-- Start Records provided --

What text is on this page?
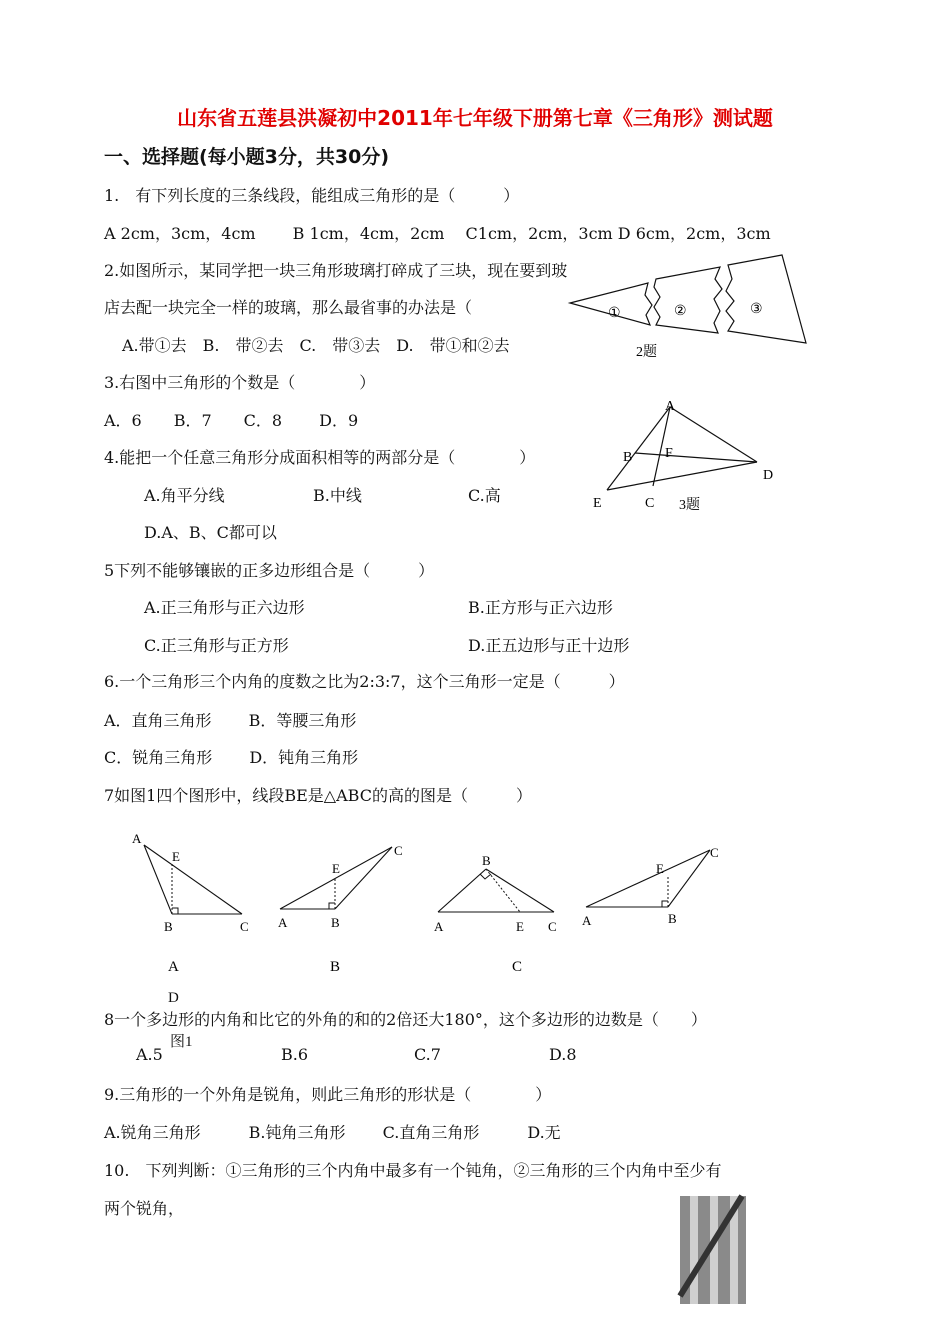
山东省五莲县洪凝初中2011年七年级下册第七章《三角形》测试题
一、选择题(每小题3分，共30分)
1.　有下列长度的三条线段，能组成三角形的是（　　　）
A 2cm，3cm，4cm　　 B 1cm，4cm，2cm　 C1cm，2cm，3cm D 6cm，2cm，3cm
2.如图所示，某同学把一块三角形玻璃打碎成了三块，现在要到玻
店去配一块完全一样的玻璃，那么最省事的办法是（
A.带①去　B.　带②去　C.　带③去　D.　带①和②去
①	②	③
2题
3.右图中三角形的个数是（　　　　）
A．6　　B．7　　C．8　　 D．9
A
B F
D
E	C 3题
4.能把一个任意三角形分成面积相等的两部分是（　　　　）
A.角平分线	B.中线	C.高
D.A、B、C都可以
5下列不能够镶嵌的正多边形组合是（　　　）
A.正三角形与正六边形	B.正方形与正六边形
C.正三角形与正方形	D.正五边形与正十边形
6.一个三角形三个内角的度数之比为2:3:7，这个三角形一定是（　　　）
A．直角三角形　　 B．等腰三角形
C．锐角三角形　　 D．钝角三角形
7如图1四个图形中，线段BE是△ABC的高的图是（　　　）
A
E
B	C
A
E
C
A	B
B
B
A	E C
C
E
C
A	B
D
图1
8一个多边形的内角和比它的外角的和的2倍还大180°，这个多边形的边数是（　　）
A.5	B.6	C.7	D.8
9.三角形的一个外角是锐角，则此三角形的形状是（　　　　）
A.锐角三角形　　　B.钝角三角形　　 C.直角三角形　　　D.无
10.　下列判断：①三角形的三个内角中最多有一个钝角，②三角形的三个内角中至少有
两个锐角，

-- End Records provided --

Problem to work on
Provide the number of lines containing the string "锐角三角形", with no other output.

Result of this exercise
2